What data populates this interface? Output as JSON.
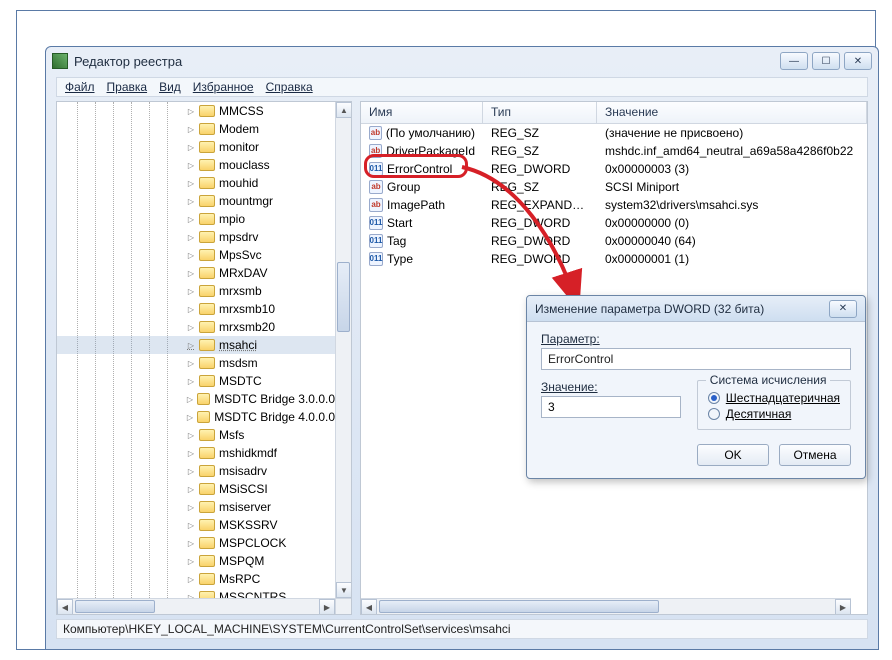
{
  "window": {
    "title": "Редактор реестра"
  },
  "menubar": {
    "file": "Файл",
    "edit": "Правка",
    "view": "Вид",
    "favorites": "Избранное",
    "help": "Справка"
  },
  "tree": [
    "MMCSS",
    "Modem",
    "monitor",
    "mouclass",
    "mouhid",
    "mountmgr",
    "mpio",
    "mpsdrv",
    "MpsSvc",
    "MRxDAV",
    "mrxsmb",
    "mrxsmb10",
    "mrxsmb20",
    "msahci",
    "msdsm",
    "MSDTC",
    "MSDTC Bridge 3.0.0.0",
    "MSDTC Bridge 4.0.0.0",
    "Msfs",
    "mshidkmdf",
    "msisadrv",
    "MSiSCSI",
    "msiserver",
    "MSKSSRV",
    "MSPCLOCK",
    "MSPQM",
    "MsRPC",
    "MSSCNTRS"
  ],
  "tree_selected_index": 13,
  "list": {
    "cols": {
      "name": "Имя",
      "type": "Тип",
      "value": "Значение"
    },
    "rows": [
      {
        "icon": "str",
        "name": "(По умолчанию)",
        "type": "REG_SZ",
        "value": "(значение не присвоено)"
      },
      {
        "icon": "str",
        "name": "DriverPackageId",
        "type": "REG_SZ",
        "value": "mshdc.inf_amd64_neutral_a69a58a4286f0b22"
      },
      {
        "icon": "bin",
        "name": "ErrorControl",
        "type": "REG_DWORD",
        "value": "0x00000003 (3)"
      },
      {
        "icon": "str",
        "name": "Group",
        "type": "REG_SZ",
        "value": "SCSI Miniport"
      },
      {
        "icon": "str",
        "name": "ImagePath",
        "type": "REG_EXPAND_SZ",
        "value": "system32\\drivers\\msahci.sys"
      },
      {
        "icon": "bin",
        "name": "Start",
        "type": "REG_DWORD",
        "value": "0x00000000 (0)"
      },
      {
        "icon": "bin",
        "name": "Tag",
        "type": "REG_DWORD",
        "value": "0x00000040 (64)"
      },
      {
        "icon": "bin",
        "name": "Type",
        "type": "REG_DWORD",
        "value": "0x00000001 (1)"
      }
    ]
  },
  "dialog": {
    "title": "Изменение параметра DWORD (32 бита)",
    "param_label": "Параметр:",
    "param_value": "ErrorControl",
    "value_label": "Значение:",
    "value_value": "3",
    "radix_label": "Система исчисления",
    "radix_hex": "Шестнадцатеричная",
    "radix_dec": "Десятичная",
    "ok": "OK",
    "cancel": "Отмена"
  },
  "statusbar": "Компьютер\\HKEY_LOCAL_MACHINE\\SYSTEM\\CurrentControlSet\\services\\msahci"
}
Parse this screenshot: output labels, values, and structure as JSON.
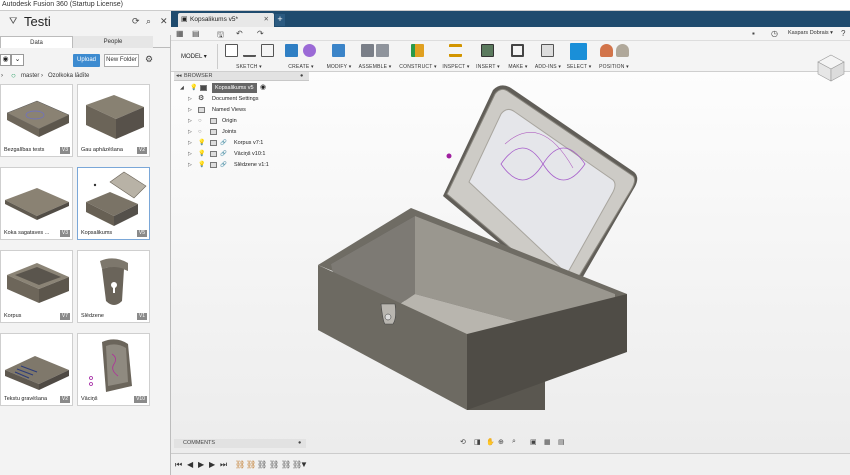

□ □ □

▶ **Your goal**
Reproduce the data word for word, excluding its pictures.

▶ **Result**
What data populates this interface? Output as JSON.
{
  "window": {
    "title": "Редактор реестра"
  },
  "menubar": {
    "file": "Файл",
    "edit": "Правка",
    "view": "Вид",
    "favorites": "Избранное",
    "help": "Справка"
  },
  "tree": [
    "MMCSS",
    "Modem",
    "monitor",
    "mouclass",
    "mouhid",
    "mountmgr",
    "mpio",
    "mpsdrv",
    "MpsSvc",
    "MRxDAV",
    "mrxsmb",
    "mrxsmb10",
    "mrxsmb20",
    "msahci",
    "msdsm",
    "MSDTC",
    "MSDTC Bridge 3.0.0.0",
    "MSDTC Bridge 4.0.0.0",
    "Msfs",
    "mshidkmdf",
    "msisadrv",
    "MSiSCSI",
    "msiserver",
    "MSKSSRV",
    "MSPCLOCK",
    "MSPQM",
    "MsRPC",
    "MSSCNTRS"
  ],
  "tree_selected_index": 13,
  "list": {
    "cols": {
      "name": "Имя",
      "type": "Тип",
      "value": "Значение"
    },
    "rows": [
      {
        "icon": "str",
        "name": "(По умолчанию)",
        "type": "REG_SZ",
        "value": "(значение не присвоено)"
      },
      {
        "icon": "str",
        "name": "DriverPackageId",
        "type": "REG_SZ",
        "value": "mshdc.inf_amd64_neutral_a69a58a4286f0b22"
      },
      {
        "icon": "bin",
        "name": "ErrorControl",
        "type": "REG_DWORD",
        "value": "0x00000003 (3)"
      },
      {
        "icon": "str",
        "name": "Group",
        "type": "REG_SZ",
        "value": "SCSI Miniport"
      },
      {
        "icon": "str",
        "name": "ImagePath",
        "type": "REG_EXPAND_SZ",
        "value": "system32\\drivers\\msahci.sys"
      },
      {
        "icon": "bin",
        "name": "Start",
        "type": "REG_DWORD",
        "value": "0x00000000 (0)"
      },
      {
        "icon": "bin",
        "name": "Tag",
        "type": "REG_DWORD",
        "value": "0x00000040 (64)"
      },
      {
        "icon": "bin",
        "name": "Type",
        "type": "REG_DWORD",
        "value": "0x00000001 (1)"
      }
    ]
  },
  "dialog": {
    "title": "Изменение параметра DWORD (32 бита)",
    "param_label": "Параметр:",
    "param_value": "ErrorControl",
    "value_label": "Значение:",
    "value_value": "3",
    "radix_label": "Система исчисления",
    "radix_hex": "Шестнадцатеричная",
    "radix_dec": "Десятичная",
    "ok": "OK",
    "cancel": "Отмена"
  },
  "statusbar": "Компьютер\\HKEY_LOCAL_MACHINE\\SYSTEM\\CurrentControlSet\\services\\msahci"
}
Parse this screenshot: output labels, values, and structure as JSON.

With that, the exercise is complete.